Requirements - Write out again, word for word, the entries from the very first line through the line containing "spot <box>585 398 587 400</box>", including both ends.

Listed records -
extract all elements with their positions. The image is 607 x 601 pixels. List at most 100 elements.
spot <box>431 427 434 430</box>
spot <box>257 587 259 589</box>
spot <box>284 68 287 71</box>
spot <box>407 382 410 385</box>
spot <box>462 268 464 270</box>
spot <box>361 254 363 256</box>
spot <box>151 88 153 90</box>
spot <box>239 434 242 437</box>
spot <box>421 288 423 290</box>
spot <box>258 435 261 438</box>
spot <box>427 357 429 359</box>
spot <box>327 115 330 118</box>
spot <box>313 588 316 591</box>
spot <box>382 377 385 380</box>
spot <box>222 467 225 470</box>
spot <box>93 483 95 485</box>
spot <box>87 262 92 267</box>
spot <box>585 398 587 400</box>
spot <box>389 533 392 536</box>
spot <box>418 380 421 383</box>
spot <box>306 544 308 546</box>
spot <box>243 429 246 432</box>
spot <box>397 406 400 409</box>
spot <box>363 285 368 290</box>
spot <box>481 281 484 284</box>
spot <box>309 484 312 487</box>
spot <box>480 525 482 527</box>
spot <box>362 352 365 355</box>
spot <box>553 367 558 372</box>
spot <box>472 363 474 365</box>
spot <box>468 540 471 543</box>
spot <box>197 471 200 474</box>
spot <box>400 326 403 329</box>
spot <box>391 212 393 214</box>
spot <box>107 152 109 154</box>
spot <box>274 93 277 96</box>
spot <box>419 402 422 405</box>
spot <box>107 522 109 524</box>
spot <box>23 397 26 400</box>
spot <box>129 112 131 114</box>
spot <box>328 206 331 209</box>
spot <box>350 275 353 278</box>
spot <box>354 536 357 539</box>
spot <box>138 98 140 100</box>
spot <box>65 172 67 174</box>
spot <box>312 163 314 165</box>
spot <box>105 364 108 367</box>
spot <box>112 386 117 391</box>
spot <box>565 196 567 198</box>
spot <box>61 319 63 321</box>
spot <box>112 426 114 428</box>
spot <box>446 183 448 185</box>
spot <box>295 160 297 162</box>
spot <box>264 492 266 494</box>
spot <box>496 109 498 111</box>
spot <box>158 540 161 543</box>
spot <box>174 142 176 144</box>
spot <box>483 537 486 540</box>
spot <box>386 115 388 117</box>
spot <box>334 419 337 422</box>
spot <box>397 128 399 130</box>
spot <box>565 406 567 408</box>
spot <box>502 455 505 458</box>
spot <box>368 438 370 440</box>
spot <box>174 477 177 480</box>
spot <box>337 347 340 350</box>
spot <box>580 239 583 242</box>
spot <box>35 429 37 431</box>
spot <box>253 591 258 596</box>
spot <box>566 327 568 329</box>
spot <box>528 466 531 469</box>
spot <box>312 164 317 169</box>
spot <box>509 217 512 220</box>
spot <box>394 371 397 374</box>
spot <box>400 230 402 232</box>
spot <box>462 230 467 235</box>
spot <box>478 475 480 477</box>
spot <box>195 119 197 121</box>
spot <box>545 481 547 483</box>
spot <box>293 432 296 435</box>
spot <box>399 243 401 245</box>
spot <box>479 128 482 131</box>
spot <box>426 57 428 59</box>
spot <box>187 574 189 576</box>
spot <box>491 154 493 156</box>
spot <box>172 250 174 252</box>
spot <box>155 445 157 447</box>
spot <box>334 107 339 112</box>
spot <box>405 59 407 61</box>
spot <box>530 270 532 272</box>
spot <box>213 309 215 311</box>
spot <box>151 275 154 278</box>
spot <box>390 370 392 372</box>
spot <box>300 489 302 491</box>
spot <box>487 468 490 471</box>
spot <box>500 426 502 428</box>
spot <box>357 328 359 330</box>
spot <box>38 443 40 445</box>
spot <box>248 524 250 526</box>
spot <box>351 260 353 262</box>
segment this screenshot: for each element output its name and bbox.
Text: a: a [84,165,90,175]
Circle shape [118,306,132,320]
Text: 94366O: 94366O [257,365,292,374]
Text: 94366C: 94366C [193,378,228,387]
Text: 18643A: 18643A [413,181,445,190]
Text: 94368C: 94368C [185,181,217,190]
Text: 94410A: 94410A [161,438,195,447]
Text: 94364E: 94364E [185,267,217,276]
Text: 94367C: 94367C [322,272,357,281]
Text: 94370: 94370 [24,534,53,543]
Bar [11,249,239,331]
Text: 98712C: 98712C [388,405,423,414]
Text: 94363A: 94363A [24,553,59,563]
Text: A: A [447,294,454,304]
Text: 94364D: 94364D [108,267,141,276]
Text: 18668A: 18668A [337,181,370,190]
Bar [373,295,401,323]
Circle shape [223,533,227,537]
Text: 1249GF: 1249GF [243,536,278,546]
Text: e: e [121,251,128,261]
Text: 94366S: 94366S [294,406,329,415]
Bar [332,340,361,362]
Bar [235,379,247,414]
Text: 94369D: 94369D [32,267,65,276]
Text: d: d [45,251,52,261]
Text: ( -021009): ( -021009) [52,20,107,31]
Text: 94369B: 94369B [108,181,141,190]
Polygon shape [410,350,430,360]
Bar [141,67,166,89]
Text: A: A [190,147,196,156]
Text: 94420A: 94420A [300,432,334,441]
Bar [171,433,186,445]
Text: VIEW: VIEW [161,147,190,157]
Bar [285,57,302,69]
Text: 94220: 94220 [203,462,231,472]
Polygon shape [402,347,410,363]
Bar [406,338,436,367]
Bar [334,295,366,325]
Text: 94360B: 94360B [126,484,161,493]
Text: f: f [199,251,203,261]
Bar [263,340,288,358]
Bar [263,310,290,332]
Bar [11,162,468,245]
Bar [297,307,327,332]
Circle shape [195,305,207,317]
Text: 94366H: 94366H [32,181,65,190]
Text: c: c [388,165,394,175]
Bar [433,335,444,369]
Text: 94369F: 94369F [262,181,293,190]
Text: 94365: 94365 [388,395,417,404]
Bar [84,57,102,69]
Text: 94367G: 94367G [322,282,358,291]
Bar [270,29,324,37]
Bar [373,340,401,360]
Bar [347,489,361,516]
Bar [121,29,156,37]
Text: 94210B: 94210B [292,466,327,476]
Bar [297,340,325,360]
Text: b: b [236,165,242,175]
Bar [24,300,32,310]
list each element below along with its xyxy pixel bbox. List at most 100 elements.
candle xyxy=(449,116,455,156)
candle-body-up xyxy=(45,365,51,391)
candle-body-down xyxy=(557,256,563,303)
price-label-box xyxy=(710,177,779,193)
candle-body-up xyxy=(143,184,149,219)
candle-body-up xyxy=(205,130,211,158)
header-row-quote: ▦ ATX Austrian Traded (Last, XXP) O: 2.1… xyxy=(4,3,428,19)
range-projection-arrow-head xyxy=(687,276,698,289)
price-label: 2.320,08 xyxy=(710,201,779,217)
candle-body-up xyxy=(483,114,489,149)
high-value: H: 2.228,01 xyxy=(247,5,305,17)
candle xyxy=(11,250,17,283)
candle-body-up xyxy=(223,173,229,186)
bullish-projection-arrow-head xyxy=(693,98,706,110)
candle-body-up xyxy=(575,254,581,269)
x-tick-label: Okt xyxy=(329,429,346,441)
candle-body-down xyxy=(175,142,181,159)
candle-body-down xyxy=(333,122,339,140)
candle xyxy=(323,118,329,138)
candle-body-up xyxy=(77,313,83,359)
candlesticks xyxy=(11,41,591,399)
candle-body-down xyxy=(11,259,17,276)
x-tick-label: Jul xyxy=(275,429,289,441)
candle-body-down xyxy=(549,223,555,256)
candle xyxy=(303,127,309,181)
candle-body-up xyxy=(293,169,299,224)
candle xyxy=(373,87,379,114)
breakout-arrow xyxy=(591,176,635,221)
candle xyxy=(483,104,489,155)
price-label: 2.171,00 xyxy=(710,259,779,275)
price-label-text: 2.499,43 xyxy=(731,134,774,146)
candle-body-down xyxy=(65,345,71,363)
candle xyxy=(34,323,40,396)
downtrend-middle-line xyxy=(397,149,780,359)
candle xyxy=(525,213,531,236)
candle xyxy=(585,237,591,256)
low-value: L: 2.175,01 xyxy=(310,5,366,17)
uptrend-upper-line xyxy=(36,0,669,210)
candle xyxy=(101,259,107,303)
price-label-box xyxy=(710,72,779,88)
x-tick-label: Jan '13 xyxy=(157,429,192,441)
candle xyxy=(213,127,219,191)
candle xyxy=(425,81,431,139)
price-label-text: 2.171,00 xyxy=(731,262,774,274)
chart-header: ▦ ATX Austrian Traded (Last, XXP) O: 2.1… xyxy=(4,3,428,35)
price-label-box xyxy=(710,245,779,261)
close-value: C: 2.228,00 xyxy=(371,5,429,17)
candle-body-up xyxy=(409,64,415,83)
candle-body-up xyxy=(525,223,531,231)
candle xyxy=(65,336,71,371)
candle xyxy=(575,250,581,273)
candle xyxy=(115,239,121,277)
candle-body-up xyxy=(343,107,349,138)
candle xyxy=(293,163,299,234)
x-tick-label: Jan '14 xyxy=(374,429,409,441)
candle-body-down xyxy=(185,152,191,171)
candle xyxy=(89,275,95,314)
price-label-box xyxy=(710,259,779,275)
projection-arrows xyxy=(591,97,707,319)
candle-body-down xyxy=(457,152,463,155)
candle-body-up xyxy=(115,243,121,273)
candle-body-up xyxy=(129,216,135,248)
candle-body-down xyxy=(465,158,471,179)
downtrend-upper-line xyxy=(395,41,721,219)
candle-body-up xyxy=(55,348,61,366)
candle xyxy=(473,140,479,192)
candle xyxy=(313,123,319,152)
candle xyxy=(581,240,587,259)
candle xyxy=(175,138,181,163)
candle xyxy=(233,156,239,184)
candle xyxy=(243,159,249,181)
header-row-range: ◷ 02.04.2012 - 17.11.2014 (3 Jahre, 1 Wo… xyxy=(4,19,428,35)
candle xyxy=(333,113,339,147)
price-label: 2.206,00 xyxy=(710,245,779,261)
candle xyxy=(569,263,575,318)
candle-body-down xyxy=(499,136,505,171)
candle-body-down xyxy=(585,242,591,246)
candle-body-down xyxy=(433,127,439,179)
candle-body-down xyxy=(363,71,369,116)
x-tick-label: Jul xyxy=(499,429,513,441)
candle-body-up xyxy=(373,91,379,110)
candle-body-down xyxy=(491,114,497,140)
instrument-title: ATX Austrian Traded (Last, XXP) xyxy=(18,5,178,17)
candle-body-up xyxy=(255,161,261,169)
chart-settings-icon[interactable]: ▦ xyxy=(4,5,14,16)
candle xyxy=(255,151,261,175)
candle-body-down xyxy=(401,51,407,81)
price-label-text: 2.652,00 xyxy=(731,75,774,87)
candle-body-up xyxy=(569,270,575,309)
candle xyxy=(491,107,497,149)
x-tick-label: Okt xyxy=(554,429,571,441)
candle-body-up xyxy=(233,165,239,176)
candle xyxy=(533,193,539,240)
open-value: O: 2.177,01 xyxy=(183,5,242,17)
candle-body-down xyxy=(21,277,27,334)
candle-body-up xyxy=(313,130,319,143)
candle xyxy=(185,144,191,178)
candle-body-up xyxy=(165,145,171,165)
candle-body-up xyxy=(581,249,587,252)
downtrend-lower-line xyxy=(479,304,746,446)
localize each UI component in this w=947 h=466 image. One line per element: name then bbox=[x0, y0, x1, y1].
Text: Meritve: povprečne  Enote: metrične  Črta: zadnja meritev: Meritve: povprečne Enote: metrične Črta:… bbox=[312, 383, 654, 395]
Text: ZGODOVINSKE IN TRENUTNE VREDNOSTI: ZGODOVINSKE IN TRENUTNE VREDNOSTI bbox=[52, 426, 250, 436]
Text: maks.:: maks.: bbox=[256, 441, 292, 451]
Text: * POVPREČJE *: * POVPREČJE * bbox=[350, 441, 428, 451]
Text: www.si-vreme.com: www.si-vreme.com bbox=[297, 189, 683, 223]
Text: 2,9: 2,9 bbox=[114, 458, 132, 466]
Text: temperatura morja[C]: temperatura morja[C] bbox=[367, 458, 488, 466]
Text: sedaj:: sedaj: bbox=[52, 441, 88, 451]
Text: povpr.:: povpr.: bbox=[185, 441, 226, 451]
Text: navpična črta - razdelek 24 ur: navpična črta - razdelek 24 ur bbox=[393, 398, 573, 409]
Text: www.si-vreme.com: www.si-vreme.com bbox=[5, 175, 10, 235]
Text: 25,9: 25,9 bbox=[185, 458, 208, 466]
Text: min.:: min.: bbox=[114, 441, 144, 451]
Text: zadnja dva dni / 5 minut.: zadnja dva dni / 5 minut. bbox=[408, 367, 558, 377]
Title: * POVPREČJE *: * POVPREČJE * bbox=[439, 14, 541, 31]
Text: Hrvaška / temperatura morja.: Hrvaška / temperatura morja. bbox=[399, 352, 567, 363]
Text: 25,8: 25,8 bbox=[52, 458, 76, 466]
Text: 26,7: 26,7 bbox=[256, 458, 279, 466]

Complete answer -
extract all elements with their positions. The image is 607 x 601 pixels. List at most 100 elements.
spot <box>431 427 434 430</box>
spot <box>257 587 259 589</box>
spot <box>284 68 287 71</box>
spot <box>407 382 410 385</box>
spot <box>462 268 464 270</box>
spot <box>361 254 363 256</box>
spot <box>151 88 153 90</box>
spot <box>239 434 242 437</box>
spot <box>421 288 423 290</box>
spot <box>258 435 261 438</box>
spot <box>427 357 429 359</box>
spot <box>327 115 330 118</box>
spot <box>313 588 316 591</box>
spot <box>382 377 385 380</box>
spot <box>222 467 225 470</box>
spot <box>93 483 95 485</box>
spot <box>87 262 92 267</box>
spot <box>585 398 587 400</box>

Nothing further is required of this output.